[Extracted data entries]
_ _ _ _ _
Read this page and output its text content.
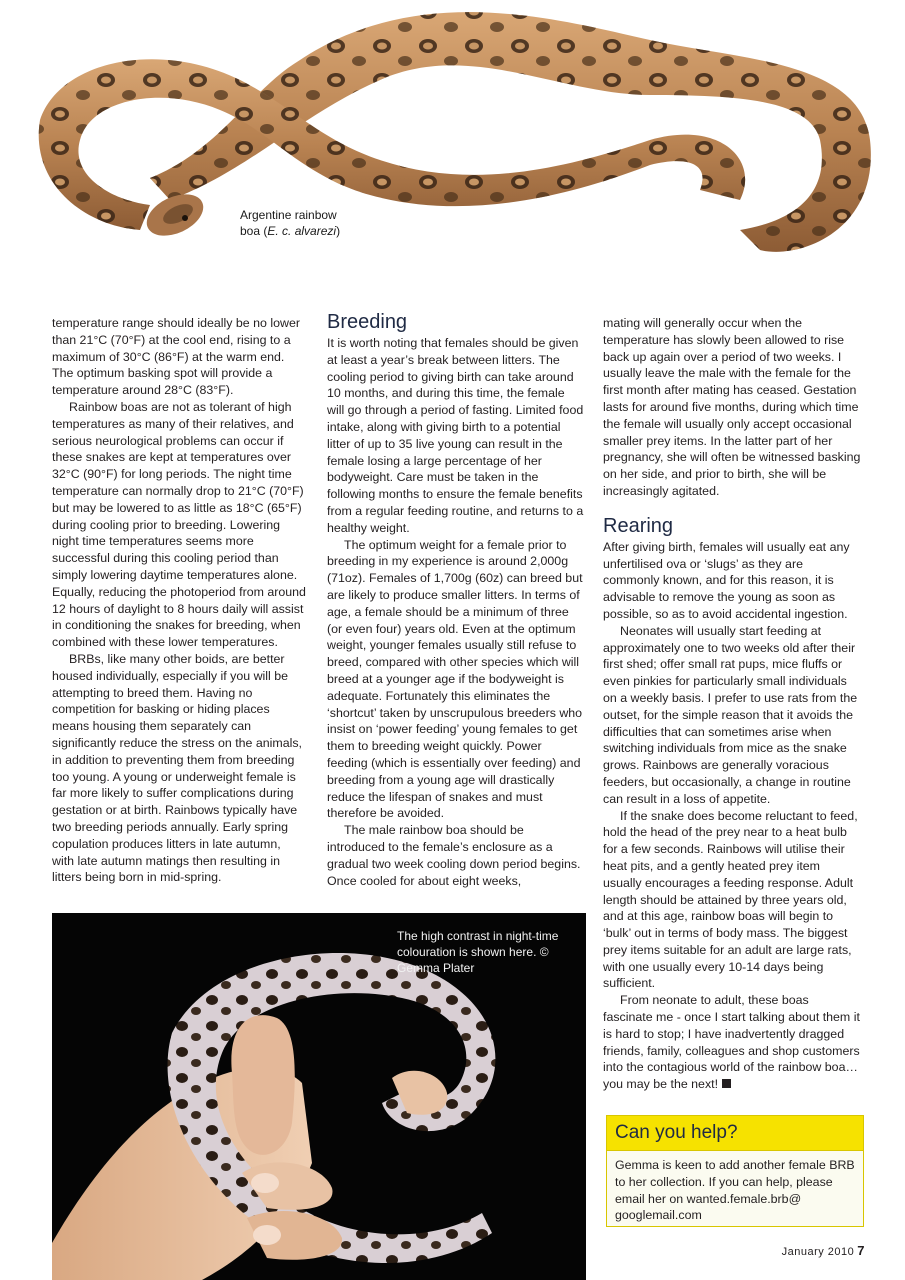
Argentine rainbow
boa (E. c. alvarezi)

temperature range should ideally be no lower than 21°C (70°F) at the cool end, rising to a maximum of 30°C (86°F) at the warm end. The optimum basking spot will provide a temperature around 28°C (83°F).

Rainbow boas are not as tolerant of high temperatures as many of their relatives, and serious neurological problems can occur if these snakes are kept at temperatures over 32°C (90°F) for long periods. The night time temperature can normally drop to 21°C (70°F) but may be lowered to as little as 18°C (65°F) during cooling prior to breeding. Lowering night time temperatures seems more successful during this cooling period than simply lowering daytime temperatures alone. Equally, reducing the photoperiod from around 12 hours of daylight to 8 hours daily will assist in conditioning the snakes for breeding, when combined with these lower temperatures.

BRBs, like many other boids, are better housed individually, especially if you will be attempting to breed them. Having no competition for basking or hiding places means housing them separately can significantly reduce the stress on the animals, in addition to preventing them from breeding too young. A young or underweight female is far more likely to suffer complications during gestation or at birth. Rainbows typically have two breeding periods annually. Early spring copulation produces litters in late autumn, with late autumn matings then resulting in litters being born in mid-spring.

Breeding

It is worth noting that females should be given at least a year’s break between litters. The cooling period to giving birth can take around 10 months, and during this time, the female will go through a period of fasting. Limited food intake, along with giving birth to a potential litter of up to 35 live young can result in the female losing a large percentage of her bodyweight. Care must be taken in the following months to ensure the female benefits from a regular feeding routine, and returns to a healthy weight.

The optimum weight for a female prior to breeding in my experience is around 2,000g (71oz). Females of 1,700g (60z) can breed but are likely to produce smaller litters. In terms of age, a female should be a minimum of three (or even four) years old. Even at the optimum weight, younger females usually still refuse to breed, compared with other species which will breed at a younger age if the bodyweight is adequate. Fortunately this eliminates the ‘shortcut’ taken by unscrupulous breeders who insist on ‘power feeding’ young females to get them to breeding weight quickly. Power feeding (which is essentially over feeding) and breeding from a young age will drastically reduce the lifespan of snakes and must therefore be avoided.

The male rainbow boa should be introduced to the female’s enclosure as a gradual two week cooling down period begins. Once cooled for about eight weeks,

mating will generally occur when the temperature has slowly been allowed to rise back up again over a period of two weeks. I usually leave the male with the female for the first month after mating has ceased. Gestation lasts for around five months, during which time the female will usually only accept occasional smaller prey items. In the latter part of her pregnancy, she will often be witnessed basking on her side, and prior to birth, she will be increasingly agitated.

Rearing

After giving birth, females will usually eat any unfertilised ova or ‘slugs’ as they are commonly known, and for this reason, it is advisable to remove the young as soon as possible, so as to avoid accidental ingestion.

Neonates will usually start feeding at approximately one to two weeks old after their first shed; offer small rat pups, mice fluffs or even pinkies for particularly small individuals on a weekly basis. I prefer to use rats from the outset, for the simple reason that it avoids the difficulties that can sometimes arise when switching individuals from mice as the snake grows. Rainbows are generally voracious feeders, but occasionally, a change in routine can result in a loss of appetite.

If the snake does become reluctant to feed, hold the head of the prey near to a heat bulb for a few seconds. Rainbows will utilise their heat pits, and a gently heated prey item usually encourages a feeding response. Adult length should be attained by three years old, and at this age, rainbow boas will begin to ‘bulk’ out in terms of body mass. The biggest prey items suitable for an adult are large rats, with one usually every 10-14 days being sufficient.

From neonate to adult, these boas fascinate me - once I start talking about them it is hard to stop; I have inadvertently dragged friends, family, colleagues and shop customers into the contagious world of the rainbow boa… you may be the next!

The high contrast in night-time colouration is shown here. © Gemma Plater
Can you help?
Gemma is keen to add another female BRB to her collection. If you can help, please email her on wanted.female.brb@ googlemail.com
January 2010 7
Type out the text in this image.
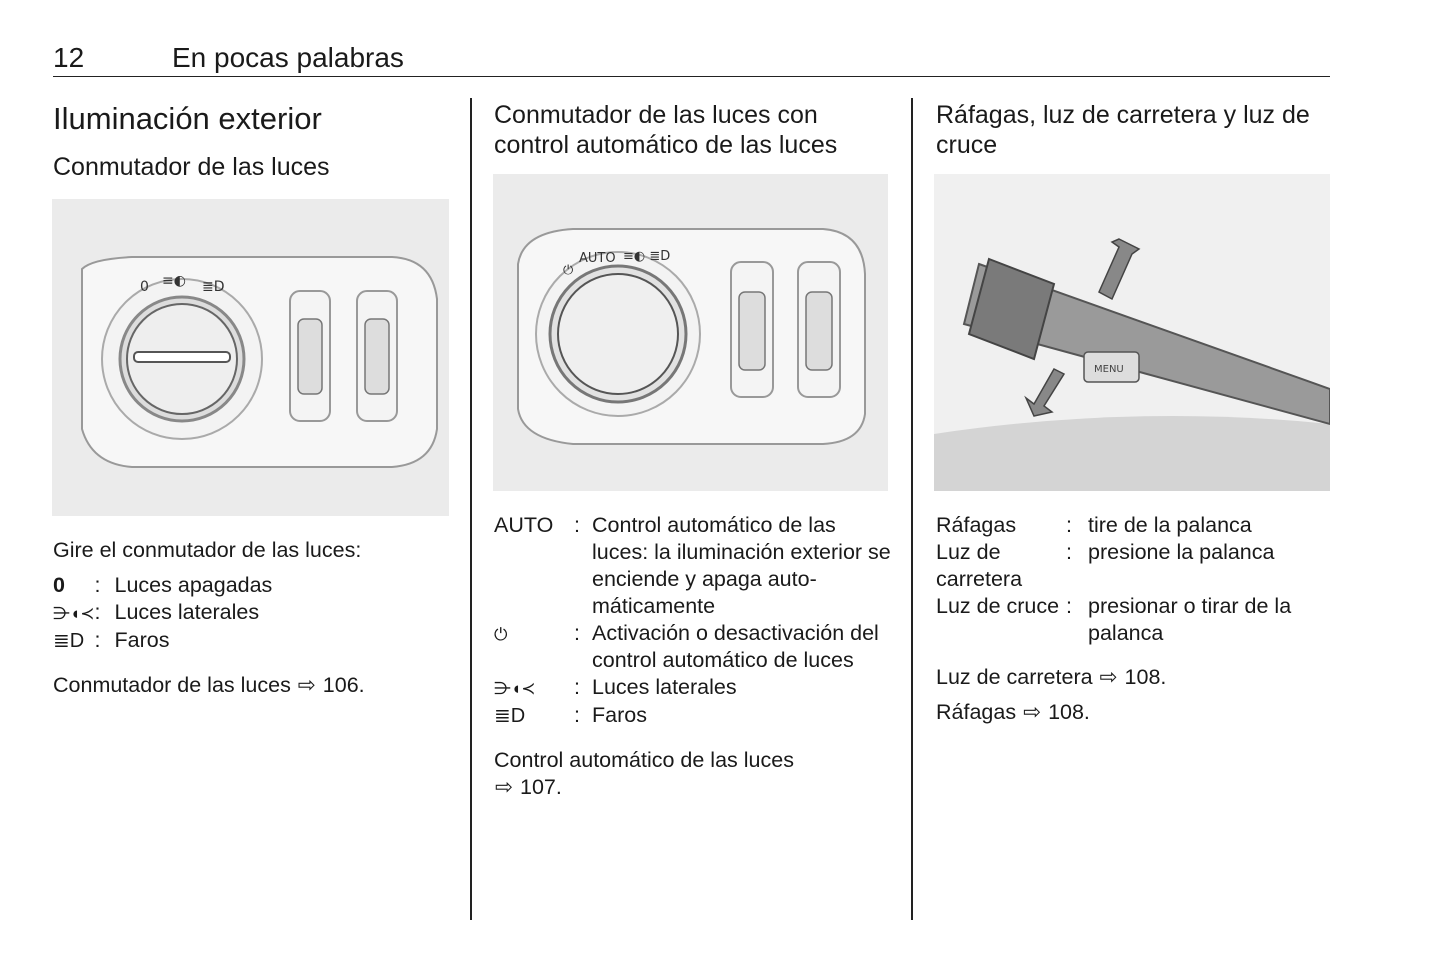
12	En pocas palabras
Iluminación exterior
Conmutador de las luces
0 ≡◐ ≣D
Gire el conmutador de las luces:
0	:	Luces apagadas
⋺◖≺	:	Luces laterales
≣D	:	Faros
Conmutador de las luces ⇨ 106.
Conmutador de las luces con control automático de las luces
⏻
AUTO ≡◐ ≣D
AUTO	:	Control automático de las luces: la iluminación exterior se enciende y apaga automáticamente
⏻	:	Activación o desactivación del control automático de luces
⋺◖≺	:	Luces laterales
≣D	:	Faros
Control automático de las luces
⇨ 107.
Ráfagas, luz de carretera y luz de cruce
MENU
Ráfagas	:	tire de la palanca
Luz de carretera	:	presione la palanca
Luz de cruce	:	presionar o tirar de la palanca
Luz de carretera ⇨ 108.
Ráfagas ⇨ 108.
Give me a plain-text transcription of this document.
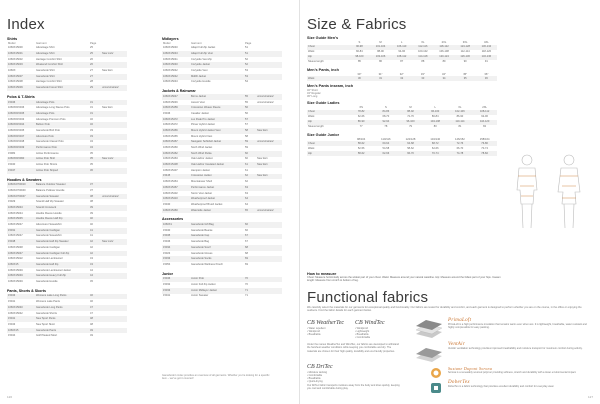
Index
Shirts
Model	Garment	Page	
1060X15030	Advantage Shirt	25	
1060X15031	Advantage Shirt	25	New color
1060X15032	Heritage Comfort Shirt	26	
1060X15033	Weekend Comfort Shirt	26	
1060X	Gamebook Shirt	27	New item
1060X15037	Gamebook Shirt	27	
1060X15038	Heritage Comfort Shirt	28	
1060X15039	Gamebook Forest Shirt	29	unconstrained
Polos & T-Shirts
15046	Advantage Polo	31	
1060X615046	Advantage Long Sleeve Polo	31	New item
1060X615045	Advantage Polo	31	
1060X615043	Advantage Premium Polo	32	
1060X615044	Bellum Polo	32	
1060X615045	Gamebook Bird Polo	33	
1060X615047	Adventure Polo	33	
1060X615048	Gamebook Classic Polo	34	
1060X615049	Performance Polo	34	
15082	Active Performance	35	
1060X615090	Active Polo Shirt	35	New color
15040	Active Polo Shorts	35	
15047	Active Polo Striped	36	
Hoodies & Sweaters
1060X2760010	Balance Outdoor Sweater	37	
1060X2760040	Balance Pullover Hoodie	37	
1060X2760047	Gamebook Sweater	38	unconstrained
15029	Scandi Half Zip Sweater	38	
1060X15043	Scandi Crewneck	39	
1060X15044	Hoodie Fleece Hoodie	39	
1060X15045	Hoodie Fleece Half Zip	40	
1060X15047	Adventurer Sweatshirt	40	
15031	Gamebook Cardigan	41	
1060X15047	Gamebook Sweatshirt	41	
15048	Gamebook Half Zip Sweater	42	New color
1060X15048	Gamebook Cardigan	42	
1060X15047	Gamebook Cardigan Full Zip	42	
1060X15022	Gamebook Lambswool	43	
1060X15	Gamebook Half Zip	43	
1060X15049	Gamebook Lambswool Jacket	44	
1060X15049	Gamebook Heavy Full Zip	44	
1060X15049	Gamebook Hoodie	45	
Pants, Shorts & Skorts
15043	Womens Lake Long Pants	46	
15041	Womens Lake Pants	46	
1060X15040	Gamebook Long Pants	47	
1060X15042	Gamebook Shorts	47	
15041	New Sport Pants	48	
15043	New Sport Skort	48	
1060X15	Gamebook Pants	49	
15044	Golf Pleated Skort	49	
Midlayers
Model	Garment	Page	
1060X15040	Adapt Full Zip Jacket	51	
1060X15043	Adapt Full Zip Vest	51	
1060X15041	Cozyside Vest Zip	52	
1060X15040	Cozyside Jacket	52	
1060X15042	Cozyside Vest	53	
1060X15042	Midlift Jacket	53	
1060X15043	Cozyside Hoodie	54	
Jackets & Rainwear
1060X15047	Borns Jacket	55	unconstrained
1060X15046	Ascent Vest	55	unconstrained
1060X15459	Crosstown Weave Fleece	56	
15046	Cavalier Jacket	56	
1060X15472	Lux Peak Pro Jacket	57	
1060X15472	Plover Hybrid Jacket	57	
1060X15466	Mount Hybrid Jacket Vest	58	New item
1060X15465	Mount Hybrid Vest	58	
1060X15467	Navigator Softshell Jacket	59	unconstrained
1060X15460	North Wind Jacket	59	
1060X15462	North Wind Parka	60	
1060X15463	Oak Harbor Jacket	60	New item
1060X15438	Oak Harbor Insulated Jacket	61	New item
1060X15437	Hampton Jacket	61	
15445	Crosstown Jacket	62	New item
1060X15464	Mountaineer Shell	62	
1060X15467	Performance Jacket	63	
1060X15432	Storm Vest Jacket	63	
1060X15410	Weatherproof Jacket	64	
15040	Weatherproof Brush Jacket	64	
1060X15460	Waterside Jacket	65	unconstrained
Accessories
1060X1	Gamebook Gift Bag	66	
15040	Gamebook Beanie	66	
15045	Gamebook Cap	67	
15046	Gamebook Bag	67	
15034	Gamebook Scarf	68	
15023	Gamebook Gloves	68	
15033	Gamebook Socks	69	
15054	Gamebook Wellness Pouch	69	
Junior
15046	Junior Polo	70	
15032	Junior Full Zip Jacket	70	
15033	Junior Midlayer Jacket	71	
15041	Junior Sweater	71	
Gamebook’s index provides an overview of all garments. Whether you’re looking for a specific item – we’ve got it covered!
126
Size & Fabrics
Size Guide Men’s
	S	M	L	XL	2XL	3XL	4XL
Chest	96-98	101-104	106-110	112-116	118-122	124-128	130-134
Waist	82-84	88-90	94-96	100-102	106-108	112-114	118-120
Hip	98-100	103-106	108-112	114-118	120-124	126-130	132-136
Sleeve length	85	86	87	88	89	90	91
Men’s Pants, inch
	30"	31"	32"	33"	34"	35"	36"
Waist	30	31	32	33	34	35	36
Men’s Pants inseam, inch
32" Short
34" Regular
36" Long
Size Guide Ladies
	XS	S	M	L	XL	2XL
Chest	78-82	84-86	88-92	96-100	102-106	108-112
Waist	62-66	68-70	72-76	80-84	86-90	92-96
Hip	86-90	92-94	96-100	104-108	110-114	116-120
Sleeve length	77	78	79	80	81	82
Size Guide Junior
	98/104	110/116	122/128	134/140	146/152	158/164
Chest	58-62	60-64	64-68	68-72	72-76	76-80
Waist	52-56	54-58	58-62	62-66	66-70	70-74
Hip	58-62	62-66	66-70	70-74	74-78	78-82
How to measure
Chest: Measure horizontally across the widest part of your chest. Waist: Measure around your natural waistline. Hip: Measure around the fullest part of your hips. Inseam length: Measure from crotch to bottom of leg.
Functional fabrics
We carefully select the materials for our garments for exceptional quality and functionality. Our fabrics are tested for durability and comfort, and each garment is designed to perform whether you are on the course, in the office or enjoying the outdoors. Find the fabric details for each garment below.
CB WeatherTec
• Water repellent
• Windproof
• Breathable
CB WindTec
• Windproof
• Lightweight
• Breathable
• Comfortable
Under the names WeatherTec and WindTec, our fabrics are developed to withstand the harshest weather conditions while keeping you comfortable and dry. The materials are chosen for their high quality, durability and eco-friendly properties.
CB DriTec
• Moisture wicking
• Comfortable
• Breathable
• Quick-drying
Our DriTec fabric transports moisture away from the body and dries quickly, keeping you cool and comfortable during play.
PrimaLoft
PrimaLoft is a high performance insulation that remains warm even when wet. It is lightweight, breathable, water resistant and highly compressible for easy packing.
VentAir
VentAir ventilation technology provides improved breathability and moisture transport for maximum comfort during activity.
Sustane Dupont Sorona
Sorona is a renewably sourced polymer providing softness, stretch and durability with a lower environmental impact.
DoberTex
DoberTex is a fabric technology that provides excellent durability and comfort for everyday wear.
127
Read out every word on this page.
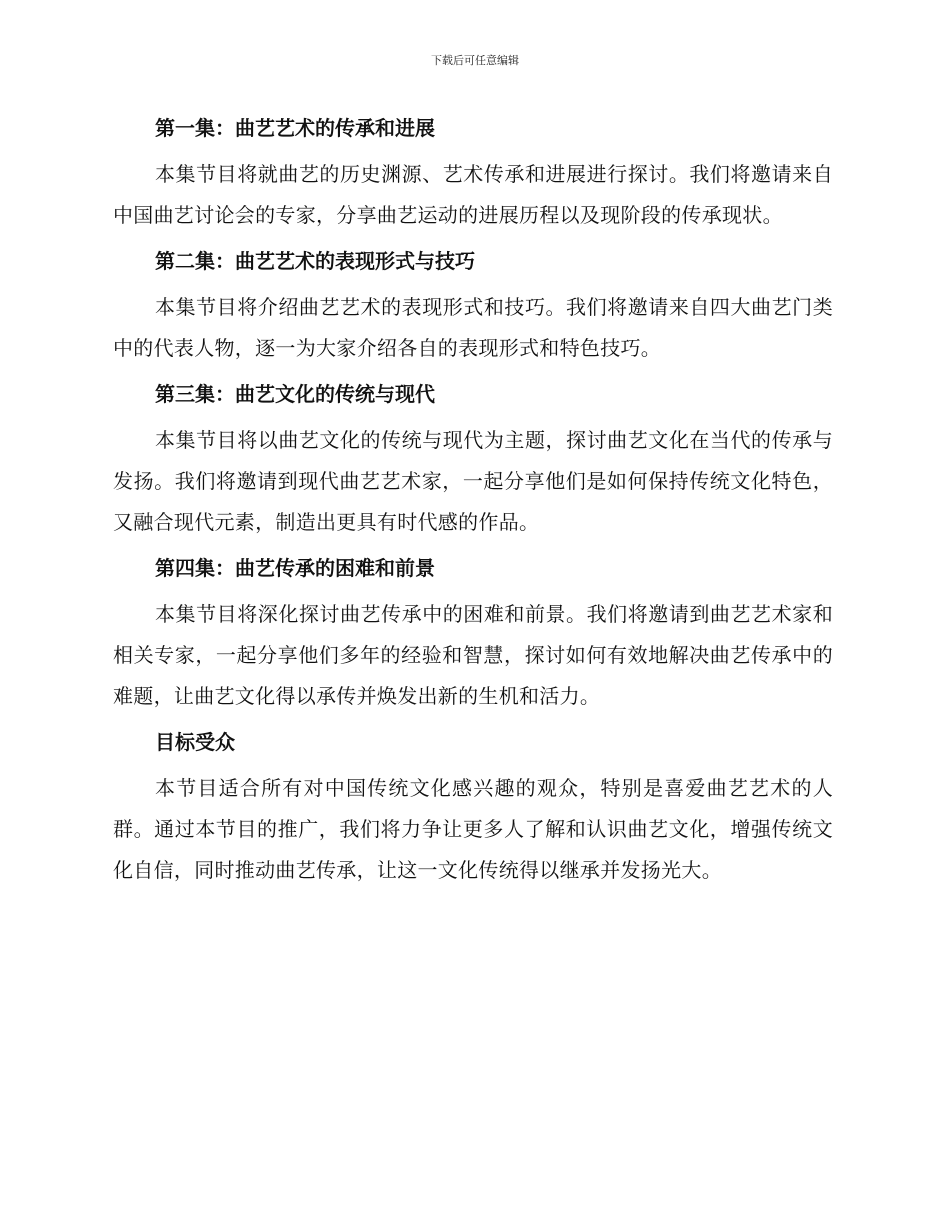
下载后可任意编辑
第一集：曲艺艺术的传承和进展

本集节目将就曲艺的历史渊源、艺术传承和进展进行探讨。我们将邀请来自中国曲艺讨论会的专家，分享曲艺运动的进展历程以及现阶段的传承现状。

第二集：曲艺艺术的表现形式与技巧

本集节目将介绍曲艺艺术的表现形式和技巧。我们将邀请来自四大曲艺门类中的代表人物，逐一为大家介绍各自的表现形式和特色技巧。

第三集：曲艺文化的传统与现代

本集节目将以曲艺文化的传统与现代为主题，探讨曲艺文化在当代的传承与发扬。我们将邀请到现代曲艺艺术家，一起分享他们是如何保持传统文化特色，又融合现代元素，制造出更具有时代感的作品。

第四集：曲艺传承的困难和前景

本集节目将深化探讨曲艺传承中的困难和前景。我们将邀请到曲艺艺术家和相关专家，一起分享他们多年的经验和智慧，探讨如何有效地解决曲艺传承中的难题，让曲艺文化得以承传并焕发出新的生机和活力。

目标受众

本节目适合所有对中国传统文化感兴趣的观众，特别是喜爱曲艺艺术的人群。通过本节目的推广，我们将力争让更多人了解和认识曲艺文化，增强传统文化自信，同时推动曲艺传承，让这一文化传统得以继承并发扬光大。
_ _ _ _ _
WHAT IS BEING ASKED – Identify all lines in the records above with the word "Sweatshirt".

TASK SOLUTION –
1060X15047	Adventurer Sweatshirt	40	
1060X15047	Gamebook Sweatshirt	41	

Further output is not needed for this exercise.